Your objective
For each line of the data below that holds "gear", copy the line.

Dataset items
════════════════════

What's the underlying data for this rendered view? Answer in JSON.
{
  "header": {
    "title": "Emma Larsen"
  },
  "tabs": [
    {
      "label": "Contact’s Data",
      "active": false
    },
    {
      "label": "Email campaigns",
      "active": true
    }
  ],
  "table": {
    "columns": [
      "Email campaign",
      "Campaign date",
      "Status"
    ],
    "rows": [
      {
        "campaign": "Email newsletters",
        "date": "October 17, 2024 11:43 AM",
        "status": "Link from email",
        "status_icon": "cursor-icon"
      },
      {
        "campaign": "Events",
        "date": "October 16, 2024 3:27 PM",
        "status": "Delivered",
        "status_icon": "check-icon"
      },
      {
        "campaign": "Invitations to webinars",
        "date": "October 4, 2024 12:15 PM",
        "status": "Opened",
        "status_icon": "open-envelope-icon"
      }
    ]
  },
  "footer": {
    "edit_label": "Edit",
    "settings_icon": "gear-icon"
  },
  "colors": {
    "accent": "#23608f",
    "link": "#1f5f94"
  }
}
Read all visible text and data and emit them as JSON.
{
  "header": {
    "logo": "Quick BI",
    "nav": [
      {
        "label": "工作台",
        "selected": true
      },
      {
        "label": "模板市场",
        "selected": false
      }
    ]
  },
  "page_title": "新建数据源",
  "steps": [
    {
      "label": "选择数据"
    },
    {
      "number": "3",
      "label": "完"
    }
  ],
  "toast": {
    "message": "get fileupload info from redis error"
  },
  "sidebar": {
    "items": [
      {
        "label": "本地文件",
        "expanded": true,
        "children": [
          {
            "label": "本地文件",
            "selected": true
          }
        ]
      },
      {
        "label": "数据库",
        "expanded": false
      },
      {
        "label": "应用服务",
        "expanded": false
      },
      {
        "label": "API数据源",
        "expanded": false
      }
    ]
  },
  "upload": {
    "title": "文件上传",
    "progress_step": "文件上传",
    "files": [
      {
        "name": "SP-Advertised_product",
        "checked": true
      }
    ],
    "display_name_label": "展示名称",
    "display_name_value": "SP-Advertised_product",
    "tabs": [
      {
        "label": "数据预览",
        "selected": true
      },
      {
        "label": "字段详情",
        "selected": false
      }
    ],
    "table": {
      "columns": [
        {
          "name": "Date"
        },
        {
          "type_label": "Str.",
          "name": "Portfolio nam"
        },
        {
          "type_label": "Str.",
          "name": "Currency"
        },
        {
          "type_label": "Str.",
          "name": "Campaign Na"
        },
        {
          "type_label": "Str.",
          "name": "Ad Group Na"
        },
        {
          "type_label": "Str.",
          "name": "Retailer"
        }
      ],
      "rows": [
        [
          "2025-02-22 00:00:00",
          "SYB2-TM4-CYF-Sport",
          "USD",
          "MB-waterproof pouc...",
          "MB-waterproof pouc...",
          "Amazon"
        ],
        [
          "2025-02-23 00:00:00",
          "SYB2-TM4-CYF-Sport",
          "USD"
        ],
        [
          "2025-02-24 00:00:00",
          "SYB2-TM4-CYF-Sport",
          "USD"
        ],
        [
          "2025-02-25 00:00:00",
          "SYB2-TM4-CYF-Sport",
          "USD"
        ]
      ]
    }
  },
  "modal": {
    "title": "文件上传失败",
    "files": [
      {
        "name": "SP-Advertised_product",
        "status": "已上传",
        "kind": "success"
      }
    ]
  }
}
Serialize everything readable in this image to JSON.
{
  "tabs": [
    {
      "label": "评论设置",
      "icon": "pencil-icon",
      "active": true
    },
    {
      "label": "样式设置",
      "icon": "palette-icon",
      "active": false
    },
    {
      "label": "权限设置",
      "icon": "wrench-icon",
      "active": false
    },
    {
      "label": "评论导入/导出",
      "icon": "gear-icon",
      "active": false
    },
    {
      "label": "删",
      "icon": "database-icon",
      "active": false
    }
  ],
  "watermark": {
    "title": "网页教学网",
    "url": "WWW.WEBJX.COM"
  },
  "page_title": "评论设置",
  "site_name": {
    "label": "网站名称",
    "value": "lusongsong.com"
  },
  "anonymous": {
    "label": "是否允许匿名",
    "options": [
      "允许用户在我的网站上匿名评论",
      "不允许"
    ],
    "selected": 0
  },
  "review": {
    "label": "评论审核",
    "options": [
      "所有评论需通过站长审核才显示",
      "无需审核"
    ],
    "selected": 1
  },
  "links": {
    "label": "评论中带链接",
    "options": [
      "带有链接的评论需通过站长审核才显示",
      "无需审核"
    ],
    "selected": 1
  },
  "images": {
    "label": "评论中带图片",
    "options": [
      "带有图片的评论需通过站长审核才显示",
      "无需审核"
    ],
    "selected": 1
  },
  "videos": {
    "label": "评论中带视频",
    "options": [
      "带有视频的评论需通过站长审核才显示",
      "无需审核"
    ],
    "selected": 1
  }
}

════════════════════

Written solution
    "settings_icon": "gear-icon"
      "icon": "gear-icon",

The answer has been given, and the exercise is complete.